◆ **Dataset content**
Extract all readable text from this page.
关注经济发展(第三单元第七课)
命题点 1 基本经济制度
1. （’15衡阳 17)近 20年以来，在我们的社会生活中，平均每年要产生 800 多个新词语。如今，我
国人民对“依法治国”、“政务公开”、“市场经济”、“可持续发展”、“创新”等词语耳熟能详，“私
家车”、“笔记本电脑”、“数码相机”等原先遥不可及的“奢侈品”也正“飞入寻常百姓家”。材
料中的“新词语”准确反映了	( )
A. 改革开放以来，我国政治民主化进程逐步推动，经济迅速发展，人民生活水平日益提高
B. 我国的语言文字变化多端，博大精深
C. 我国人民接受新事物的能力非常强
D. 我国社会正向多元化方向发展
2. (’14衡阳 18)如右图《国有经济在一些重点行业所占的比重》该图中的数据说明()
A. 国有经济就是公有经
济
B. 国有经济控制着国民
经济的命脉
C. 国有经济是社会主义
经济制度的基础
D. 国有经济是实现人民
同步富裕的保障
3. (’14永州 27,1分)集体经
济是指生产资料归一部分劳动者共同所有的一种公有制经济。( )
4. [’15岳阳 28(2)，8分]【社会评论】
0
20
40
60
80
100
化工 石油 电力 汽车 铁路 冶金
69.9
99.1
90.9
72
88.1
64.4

◆ **What you are asked to do**
Please set down each line of the records exactly as given.

◆ **Problem solution**
Extract all readable text from this page.
关注经济发展(第三单元第七课)
命题点 1 基本经济制度
1. （’15衡阳 17)近 20年以来，在我们的社会生活中，平均每年要产生 800 多个新词语。如今，我
国人民对“依法治国”、“政务公开”、“市场经济”、“可持续发展”、“创新”等词语耳熟能详，“私
家车”、“笔记本电脑”、“数码相机”等原先遥不可及的“奢侈品”也正“飞入寻常百姓家”。材
料中的“新词语”准确反映了	( )
A. 改革开放以来，我国政治民主化进程逐步推动，经济迅速发展，人民生活水平日益提高
B. 我国的语言文字变化多端，博大精深
C. 我国人民接受新事物的能力非常强
D. 我国社会正向多元化方向发展
2. (’14衡阳 18)如右图《国有经济在一些重点行业所占的比重》该图中的数据说明()
A. 国有经济就是公有经
济
B. 国有经济控制着国民
经济的命脉
C. 国有经济是社会主义
经济制度的基础
D. 国有经济是实现人民
同步富裕的保障
3. (’14永州 27,1分)集体经
济是指生产资料归一部分劳动者共同所有的一种公有制经济。( )
4. [’15岳阳 28(2)，8分]【社会评论】
0
20
40
60
80
100
化工 石油 电力 汽车 铁路 冶金
69.9
99.1
90.9
72
88.1
64.4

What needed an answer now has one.